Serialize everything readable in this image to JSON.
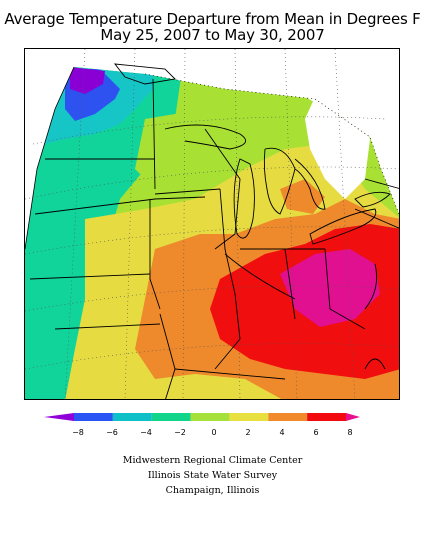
{
  "title": {
    "line1": "Average Temperature Departure from Mean in Degrees F",
    "line2": "May 25, 2007 to May 30, 2007"
  },
  "legend": {
    "ticks": [
      "−8",
      "−6",
      "−4",
      "−2",
      "0",
      "2",
      "4",
      "6",
      "8"
    ],
    "colors": [
      "#9000d8",
      "#2a54f4",
      "#10c0c8",
      "#12d48a",
      "#a6e03a",
      "#e8e040",
      "#f08a2a",
      "#f20a10",
      "#e8108c"
    ]
  },
  "map": {
    "colors": {
      "violet": "#8a00d4",
      "blue": "#2e52f0",
      "cyan": "#16c6c6",
      "teal": "#10d49a",
      "green": "#a8e034",
      "yellow": "#e6dc42",
      "orange": "#ee8a2c",
      "red": "#f00e0e",
      "magenta": "#e01090"
    }
  },
  "credits": {
    "line1": "Midwestern Regional Climate Center",
    "line2": "Illinois State Water Survey",
    "line3": "Champaign, Illinois"
  }
}
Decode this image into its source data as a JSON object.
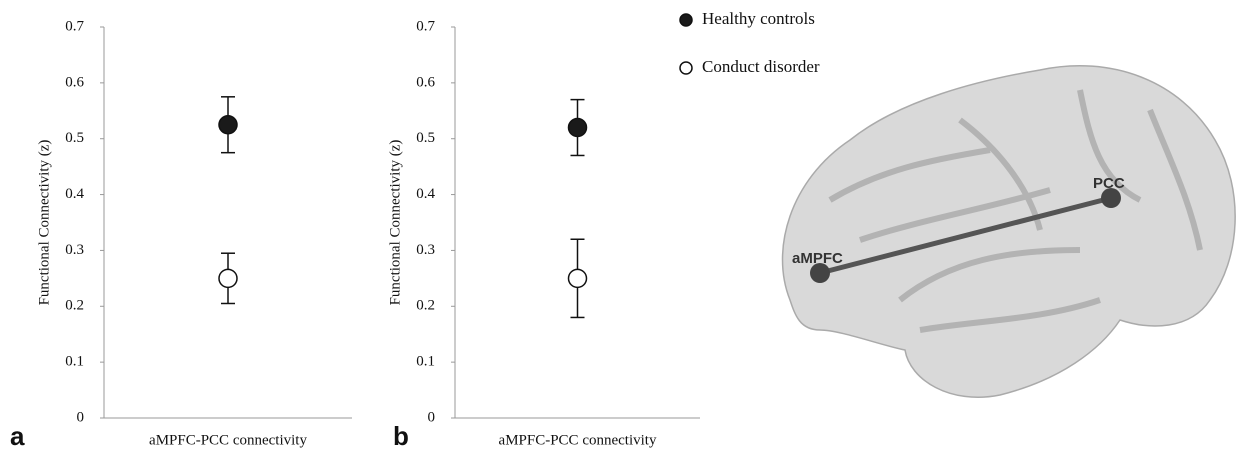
{
  "chart_data": [
    {
      "type": "errorbar",
      "panel_label": "a",
      "ylabel": "Functional Connectivity (z)",
      "categories": [
        "aMPFC-PCC connectivity"
      ],
      "series": [
        {
          "name": "Healthy controls",
          "color": "#1a1a1a",
          "values": [
            0.525
          ],
          "error": [
            0.05
          ]
        },
        {
          "name": "Conduct disorder",
          "color": "#ffffff",
          "values": [
            0.25
          ],
          "error": [
            0.045
          ]
        }
      ],
      "ylim": [
        0,
        0.7
      ],
      "yticks": [
        0,
        0.1,
        0.2,
        0.3,
        0.4,
        0.5,
        0.6,
        0.7
      ]
    },
    {
      "type": "errorbar",
      "panel_label": "b",
      "ylabel": "Functional Connectivity (z)",
      "categories": [
        "aMPFC-PCC connectivity"
      ],
      "series": [
        {
          "name": "Healthy controls",
          "color": "#1a1a1a",
          "values": [
            0.52
          ],
          "error": [
            0.05
          ]
        },
        {
          "name": "Conduct disorder",
          "color": "#ffffff",
          "values": [
            0.25
          ],
          "error": [
            0.07
          ]
        }
      ],
      "ylim": [
        0,
        0.7
      ],
      "yticks": [
        0,
        0.1,
        0.2,
        0.3,
        0.4,
        0.5,
        0.6,
        0.7
      ]
    }
  ],
  "brain_nodes": [
    "aMPFC",
    "PCC"
  ]
}
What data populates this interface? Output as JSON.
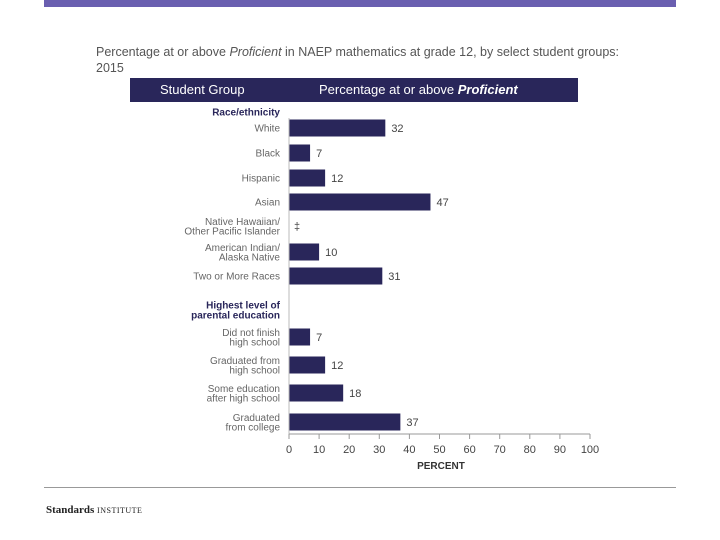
{
  "title": {
    "pre": "Percentage at or above ",
    "em": "Proficient",
    "post": " in NAEP mathematics at grade 12, by select student groups: 2015"
  },
  "header": {
    "col1": "Student Group",
    "col2_pre": "Percentage at or above ",
    "col2_em": "Proficient"
  },
  "footer": {
    "brand": "Standards",
    "suffix": "INSTITUTE"
  },
  "chart_data": {
    "type": "bar",
    "orientation": "horizontal",
    "xlabel": "PERCENT",
    "xlim": [
      0,
      100
    ],
    "xticks": [
      0,
      10,
      20,
      30,
      40,
      50,
      60,
      70,
      80,
      90,
      100
    ],
    "groups": [
      {
        "name": "Race/ethnicity",
        "name_lines": [
          "Race/ethnicity"
        ],
        "items": [
          {
            "label": [
              "White"
            ],
            "value": 32,
            "display": "32"
          },
          {
            "label": [
              "Black"
            ],
            "value": 7,
            "display": "7"
          },
          {
            "label": [
              "Hispanic"
            ],
            "value": 12,
            "display": "12"
          },
          {
            "label": [
              "Asian"
            ],
            "value": 47,
            "display": "47"
          },
          {
            "label": [
              "Native Hawaiian/",
              "Other Pacific Islander"
            ],
            "value": null,
            "display": "‡"
          },
          {
            "label": [
              "American Indian/",
              "Alaska Native"
            ],
            "value": 10,
            "display": "10"
          },
          {
            "label": [
              "Two or More Races"
            ],
            "value": 31,
            "display": "31"
          }
        ]
      },
      {
        "name": "Highest level of parental education",
        "name_lines": [
          "Highest level of",
          "parental education"
        ],
        "items": [
          {
            "label": [
              "Did not finish",
              "high school"
            ],
            "value": 7,
            "display": "7"
          },
          {
            "label": [
              "Graduated from",
              "high school"
            ],
            "value": 12,
            "display": "12"
          },
          {
            "label": [
              "Some education",
              "after high school"
            ],
            "value": 18,
            "display": "18"
          },
          {
            "label": [
              "Graduated",
              "from college"
            ],
            "value": 37,
            "display": "37"
          }
        ]
      }
    ],
    "colors": {
      "bar": "#29265a",
      "header": "#29265a",
      "accent": "#6a5fb0"
    }
  }
}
_____
#### TASK GOAL:
Every line containing the string "image" must be listed.

#### OUTPUT FOR THIS EXERCISE:
Serialize everything readable in this image to JSON.
Decode this image into its source data as a JSON object.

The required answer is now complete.